*Data for the task*.
* Start *

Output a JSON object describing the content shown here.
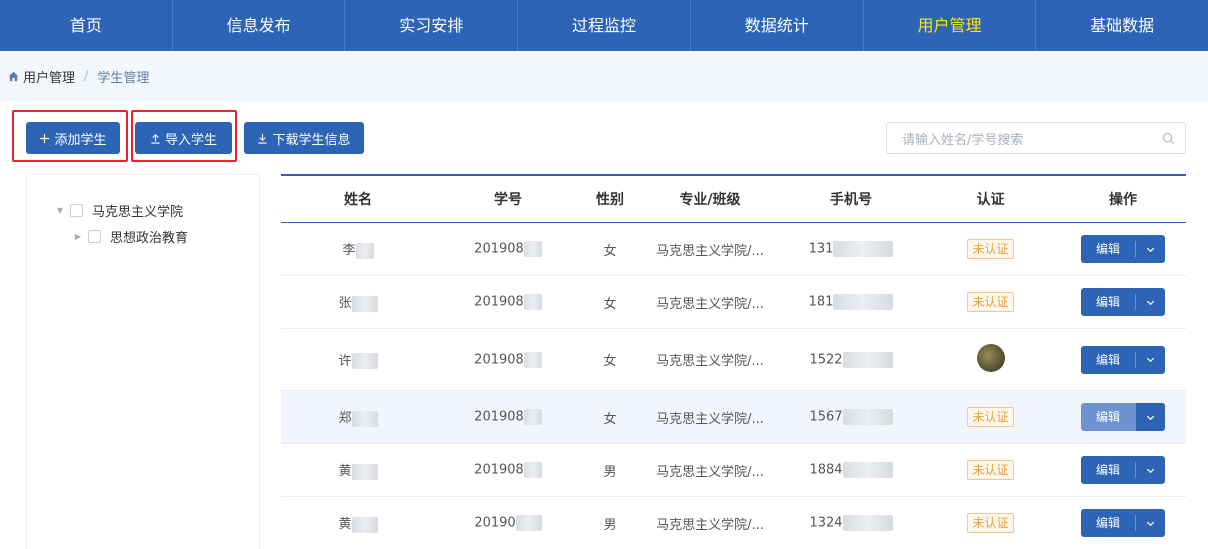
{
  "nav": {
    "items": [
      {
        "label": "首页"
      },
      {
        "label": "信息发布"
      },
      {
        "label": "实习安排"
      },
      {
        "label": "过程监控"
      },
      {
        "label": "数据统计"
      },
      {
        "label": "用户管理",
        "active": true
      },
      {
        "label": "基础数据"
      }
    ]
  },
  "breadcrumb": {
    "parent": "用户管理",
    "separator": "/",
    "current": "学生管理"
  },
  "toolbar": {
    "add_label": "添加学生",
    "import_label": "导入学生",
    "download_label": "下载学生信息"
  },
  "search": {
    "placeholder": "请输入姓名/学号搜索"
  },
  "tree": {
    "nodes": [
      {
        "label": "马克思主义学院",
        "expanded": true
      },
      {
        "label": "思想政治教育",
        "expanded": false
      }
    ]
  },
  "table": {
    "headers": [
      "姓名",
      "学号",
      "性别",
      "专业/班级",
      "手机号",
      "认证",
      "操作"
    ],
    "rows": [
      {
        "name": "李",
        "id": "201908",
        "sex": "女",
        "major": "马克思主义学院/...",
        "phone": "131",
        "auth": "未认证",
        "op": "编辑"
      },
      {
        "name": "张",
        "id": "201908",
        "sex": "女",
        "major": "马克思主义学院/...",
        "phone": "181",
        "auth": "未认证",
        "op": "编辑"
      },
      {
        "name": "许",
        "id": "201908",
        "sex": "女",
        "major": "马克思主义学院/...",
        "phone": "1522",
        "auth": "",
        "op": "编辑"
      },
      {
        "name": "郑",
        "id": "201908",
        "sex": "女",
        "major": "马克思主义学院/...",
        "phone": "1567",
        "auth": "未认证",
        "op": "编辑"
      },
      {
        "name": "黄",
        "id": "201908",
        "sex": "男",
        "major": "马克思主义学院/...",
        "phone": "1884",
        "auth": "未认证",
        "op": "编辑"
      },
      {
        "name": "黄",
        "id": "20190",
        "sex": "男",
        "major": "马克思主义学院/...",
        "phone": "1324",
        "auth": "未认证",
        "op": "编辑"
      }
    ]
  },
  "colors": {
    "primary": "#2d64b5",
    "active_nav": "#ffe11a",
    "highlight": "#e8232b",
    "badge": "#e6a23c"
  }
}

* End *

*Given problem*.
Restate each of the entries above word for word and skip every image.

*Written answer*.
Output a JSON object describing the content shown here.
{
  "nav": {
    "items": [
      {
        "label": "首页"
      },
      {
        "label": "信息发布"
      },
      {
        "label": "实习安排"
      },
      {
        "label": "过程监控"
      },
      {
        "label": "数据统计"
      },
      {
        "label": "用户管理",
        "active": true
      },
      {
        "label": "基础数据"
      }
    ]
  },
  "breadcrumb": {
    "parent": "用户管理",
    "separator": "/",
    "current": "学生管理"
  },
  "toolbar": {
    "add_label": "添加学生",
    "import_label": "导入学生",
    "download_label": "下载学生信息"
  },
  "search": {
    "placeholder": "请输入姓名/学号搜索"
  },
  "tree": {
    "nodes": [
      {
        "label": "马克思主义学院",
        "expanded": true
      },
      {
        "label": "思想政治教育",
        "expanded": false
      }
    ]
  },
  "table": {
    "headers": [
      "姓名",
      "学号",
      "性别",
      "专业/班级",
      "手机号",
      "认证",
      "操作"
    ],
    "rows": [
      {
        "name": "李",
        "id": "201908",
        "sex": "女",
        "major": "马克思主义学院/...",
        "phone": "131",
        "auth": "未认证",
        "op": "编辑"
      },
      {
        "name": "张",
        "id": "201908",
        "sex": "女",
        "major": "马克思主义学院/...",
        "phone": "181",
        "auth": "未认证",
        "op": "编辑"
      },
      {
        "name": "许",
        "id": "201908",
        "sex": "女",
        "major": "马克思主义学院/...",
        "phone": "1522",
        "auth": "",
        "op": "编辑"
      },
      {
        "name": "郑",
        "id": "201908",
        "sex": "女",
        "major": "马克思主义学院/...",
        "phone": "1567",
        "auth": "未认证",
        "op": "编辑"
      },
      {
        "name": "黄",
        "id": "201908",
        "sex": "男",
        "major": "马克思主义学院/...",
        "phone": "1884",
        "auth": "未认证",
        "op": "编辑"
      },
      {
        "name": "黄",
        "id": "20190",
        "sex": "男",
        "major": "马克思主义学院/...",
        "phone": "1324",
        "auth": "未认证",
        "op": "编辑"
      }
    ]
  },
  "colors": {
    "primary": "#2d64b5",
    "active_nav": "#ffe11a",
    "highlight": "#e8232b",
    "badge": "#e6a23c"
  }
}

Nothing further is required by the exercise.